-- BRIEF --
Pick out and copy every line below that has the word "text".

-- SUPPLIED DATA --
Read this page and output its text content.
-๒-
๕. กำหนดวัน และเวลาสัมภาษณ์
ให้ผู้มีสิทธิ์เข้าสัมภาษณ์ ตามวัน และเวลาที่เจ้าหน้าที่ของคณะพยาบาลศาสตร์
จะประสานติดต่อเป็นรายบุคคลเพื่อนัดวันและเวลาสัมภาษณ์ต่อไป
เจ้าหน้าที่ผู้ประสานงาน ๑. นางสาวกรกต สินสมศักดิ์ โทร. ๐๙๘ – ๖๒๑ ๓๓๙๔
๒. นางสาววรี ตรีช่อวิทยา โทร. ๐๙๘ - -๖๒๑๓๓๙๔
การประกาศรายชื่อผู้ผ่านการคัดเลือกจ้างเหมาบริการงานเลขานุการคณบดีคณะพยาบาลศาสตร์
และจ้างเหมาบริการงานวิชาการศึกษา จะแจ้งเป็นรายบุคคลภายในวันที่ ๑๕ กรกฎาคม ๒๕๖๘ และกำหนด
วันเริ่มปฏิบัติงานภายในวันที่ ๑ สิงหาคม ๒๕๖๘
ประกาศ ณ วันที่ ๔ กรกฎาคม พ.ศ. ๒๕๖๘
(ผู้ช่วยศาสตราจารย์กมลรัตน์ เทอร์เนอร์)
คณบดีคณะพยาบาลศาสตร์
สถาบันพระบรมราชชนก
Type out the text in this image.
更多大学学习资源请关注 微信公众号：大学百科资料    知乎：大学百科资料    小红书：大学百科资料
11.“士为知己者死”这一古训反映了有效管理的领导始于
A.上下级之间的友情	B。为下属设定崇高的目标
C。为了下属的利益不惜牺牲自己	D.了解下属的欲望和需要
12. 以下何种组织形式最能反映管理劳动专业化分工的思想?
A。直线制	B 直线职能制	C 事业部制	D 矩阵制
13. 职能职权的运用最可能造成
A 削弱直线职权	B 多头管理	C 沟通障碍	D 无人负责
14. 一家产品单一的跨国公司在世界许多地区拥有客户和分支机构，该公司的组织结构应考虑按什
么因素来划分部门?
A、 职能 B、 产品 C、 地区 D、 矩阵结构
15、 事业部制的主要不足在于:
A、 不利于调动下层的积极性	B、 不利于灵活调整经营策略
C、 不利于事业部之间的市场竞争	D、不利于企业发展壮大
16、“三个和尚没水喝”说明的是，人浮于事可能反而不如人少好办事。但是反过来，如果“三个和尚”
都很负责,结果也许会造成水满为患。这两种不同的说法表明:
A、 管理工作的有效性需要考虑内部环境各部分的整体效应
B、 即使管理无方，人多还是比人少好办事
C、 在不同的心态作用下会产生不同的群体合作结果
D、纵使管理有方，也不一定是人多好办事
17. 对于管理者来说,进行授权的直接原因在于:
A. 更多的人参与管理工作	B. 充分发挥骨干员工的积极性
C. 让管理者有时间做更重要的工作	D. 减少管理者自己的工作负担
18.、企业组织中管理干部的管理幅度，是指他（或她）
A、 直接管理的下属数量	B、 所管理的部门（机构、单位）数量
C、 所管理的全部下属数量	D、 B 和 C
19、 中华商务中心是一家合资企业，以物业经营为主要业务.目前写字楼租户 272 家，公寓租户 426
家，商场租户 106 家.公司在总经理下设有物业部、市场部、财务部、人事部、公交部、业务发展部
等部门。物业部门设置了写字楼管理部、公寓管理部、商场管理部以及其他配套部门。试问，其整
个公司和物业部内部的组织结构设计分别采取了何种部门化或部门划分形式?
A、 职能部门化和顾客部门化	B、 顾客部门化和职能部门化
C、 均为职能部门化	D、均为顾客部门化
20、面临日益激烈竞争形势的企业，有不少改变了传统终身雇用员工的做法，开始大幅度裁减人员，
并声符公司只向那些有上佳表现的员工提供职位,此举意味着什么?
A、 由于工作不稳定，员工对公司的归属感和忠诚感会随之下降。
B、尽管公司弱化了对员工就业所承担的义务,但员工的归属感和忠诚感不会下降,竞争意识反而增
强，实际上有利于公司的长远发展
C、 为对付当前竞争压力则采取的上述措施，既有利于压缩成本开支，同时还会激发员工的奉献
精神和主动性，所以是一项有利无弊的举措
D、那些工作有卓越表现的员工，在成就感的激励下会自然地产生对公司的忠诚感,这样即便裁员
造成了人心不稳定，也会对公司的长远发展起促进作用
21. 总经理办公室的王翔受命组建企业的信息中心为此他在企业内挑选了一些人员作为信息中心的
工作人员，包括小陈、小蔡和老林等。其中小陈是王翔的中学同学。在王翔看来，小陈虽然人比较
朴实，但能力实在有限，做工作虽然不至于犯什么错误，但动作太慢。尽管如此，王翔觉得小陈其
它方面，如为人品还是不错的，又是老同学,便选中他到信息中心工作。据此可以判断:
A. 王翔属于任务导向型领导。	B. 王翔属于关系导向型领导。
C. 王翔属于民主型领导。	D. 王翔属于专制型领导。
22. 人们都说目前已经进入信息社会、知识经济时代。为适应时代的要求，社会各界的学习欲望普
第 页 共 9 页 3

-- REPLY --
Read this page and output its text content.
Type out the text in this image.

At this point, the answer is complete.